=== AIM OF THE TASK ===
Print each of the entries exactly, leaving nothing out.

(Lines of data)
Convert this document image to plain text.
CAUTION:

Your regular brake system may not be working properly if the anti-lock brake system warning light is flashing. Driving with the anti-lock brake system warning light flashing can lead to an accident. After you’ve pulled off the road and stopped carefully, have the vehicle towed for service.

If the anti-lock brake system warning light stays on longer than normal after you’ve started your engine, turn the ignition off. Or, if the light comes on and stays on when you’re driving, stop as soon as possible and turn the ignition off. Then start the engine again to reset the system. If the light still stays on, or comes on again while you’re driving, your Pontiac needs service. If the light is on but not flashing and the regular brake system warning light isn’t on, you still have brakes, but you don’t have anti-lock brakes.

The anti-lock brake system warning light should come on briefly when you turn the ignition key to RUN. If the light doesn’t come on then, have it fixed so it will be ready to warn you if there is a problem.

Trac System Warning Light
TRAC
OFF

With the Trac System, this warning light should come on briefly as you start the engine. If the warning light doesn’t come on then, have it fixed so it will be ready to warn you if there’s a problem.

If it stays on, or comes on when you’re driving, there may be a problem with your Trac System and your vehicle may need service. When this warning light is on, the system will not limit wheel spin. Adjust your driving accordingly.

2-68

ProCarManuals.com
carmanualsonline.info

=== ANSWER TO THE EXERCISE ===
Convert this document image to plain text.
CAUTION:

Your regular brake system may not be working properly if the anti-lock brake system warning light is flashing. Driving with the anti-lock brake system warning light flashing can lead to an accident. After you’ve pulled off the road and stopped carefully, have the vehicle towed for service.

If the anti-lock brake system warning light stays on longer than normal after you’ve started your engine, turn the ignition off. Or, if the light comes on and stays on when you’re driving, stop as soon as possible and turn the ignition off. Then start the engine again to reset the system. If the light still stays on, or comes on again while you’re driving, your Pontiac needs service. If the light is on but not flashing and the regular brake system warning light isn’t on, you still have brakes, but you don’t have anti-lock brakes.

The anti-lock brake system warning light should come on briefly when you turn the ignition key to RUN. If the light doesn’t come on then, have it fixed so it will be ready to warn you if there is a problem.

Trac System Warning Light
TRAC
OFF

With the Trac System, this warning light should come on briefly as you start the engine. If the warning light doesn’t come on then, have it fixed so it will be ready to warn you if there’s a problem.

If it stays on, or comes on when you’re driving, there may be a problem with your Trac System and your vehicle may need service. When this warning light is on, the system will not limit wheel spin. Adjust your driving accordingly.

2-68

ProCarManuals.com
carmanualsonline.info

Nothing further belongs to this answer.